--- Start of DATA FOR THIS TASK ---
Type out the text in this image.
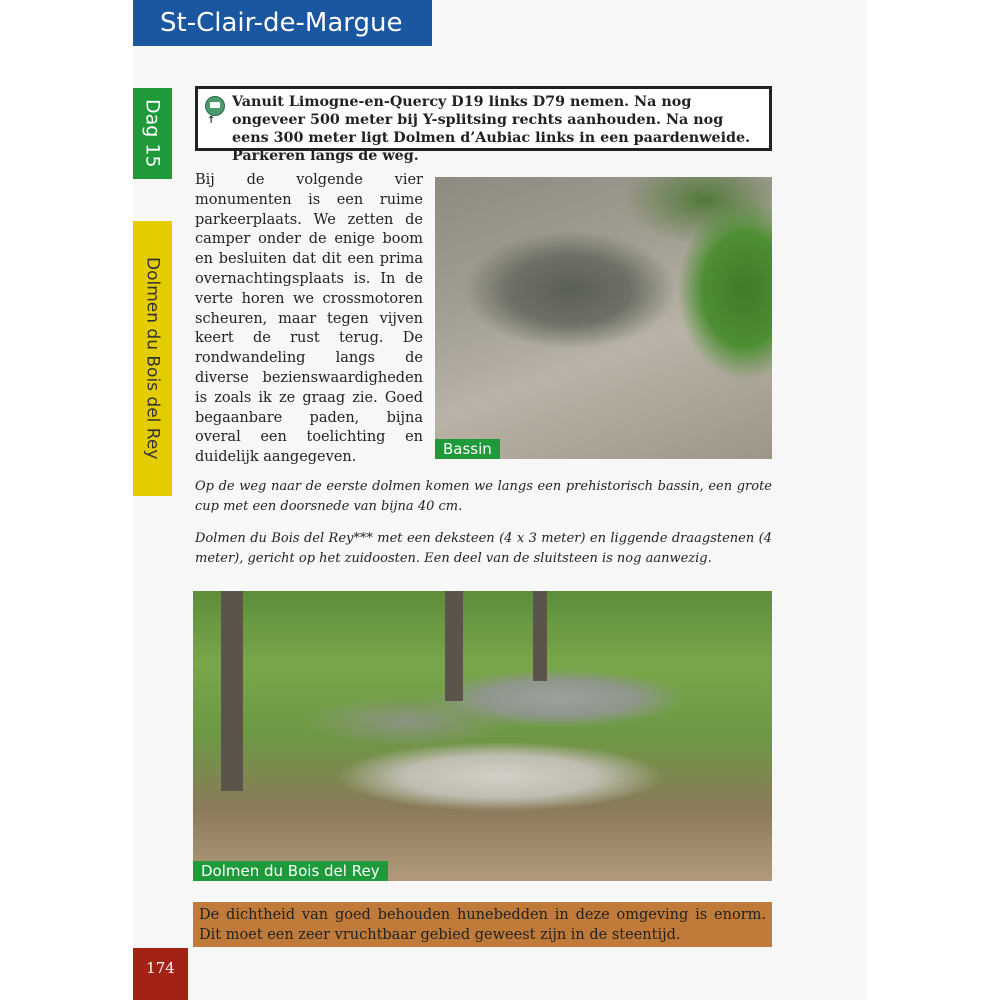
St-Clair-de-Margue
Dag 15
Dolmen du Bois del Rey
↑
Vanuit Limogne-en-Quercy D19 links D79 nemen. Na nog ongeveer 500 meter bij Y-splitsing rechts aanhouden. Na nog eens 300 meter ligt Dolmen d’Aubiac links in een paardenweide. Parkeren langs de weg.

Bij de volgende vier monumenten is een ruime parkeerplaats. We zetten de camper onder de enige boom en besluiten dat dit een prima overnachtingsplaats is. In de verte horen we crossmotoren scheuren, maar tegen vijven keert de rust terug. De rondwandeling langs de diverse bezienswaardigheden is zoals ik ze graag zie. Goed begaanbare paden, bijna overal een toelichting en duidelijk aangegeven.	Bassin

Op de weg naar de eerste dolmen komen we langs een prehistorisch bassin, een grote cup met een doorsnede van bijna 40 cm.

Dolmen du Bois del Rey*** met een deksteen (4 x 3 meter) en liggende draagstenen (4 meter), gericht op het zuidoosten. Een deel van de sluitsteen is nog aanwezig.

Dolmen du Bois del Rey

De dichtheid van goed behouden hunebedden in deze omgeving is enorm. Dit moet een zeer vruchtbaar gebied geweest zijn in de steentijd.

174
--- End of DATA FOR THIS TASK ---
TASK TO COMPLETE = Which lines of the data above contain "meter"? Copy each one.

RESPONSE TO THE TASK =
Vanuit Limogne-en-Quercy D19 links D79 nemen. Na nog ongeveer 500 meter bij Y-splitsing rechts aanhouden. Na nog eens 300 meter ligt Dolmen d’Aubiac links in een paardenweide. Parkeren langs de weg.
Dolmen du Bois del Rey*** met een deksteen (4 x 3 meter) en liggende draagstenen (4 meter), gericht op het zuidoosten. Een deel van de sluitsteen is nog aanwezig.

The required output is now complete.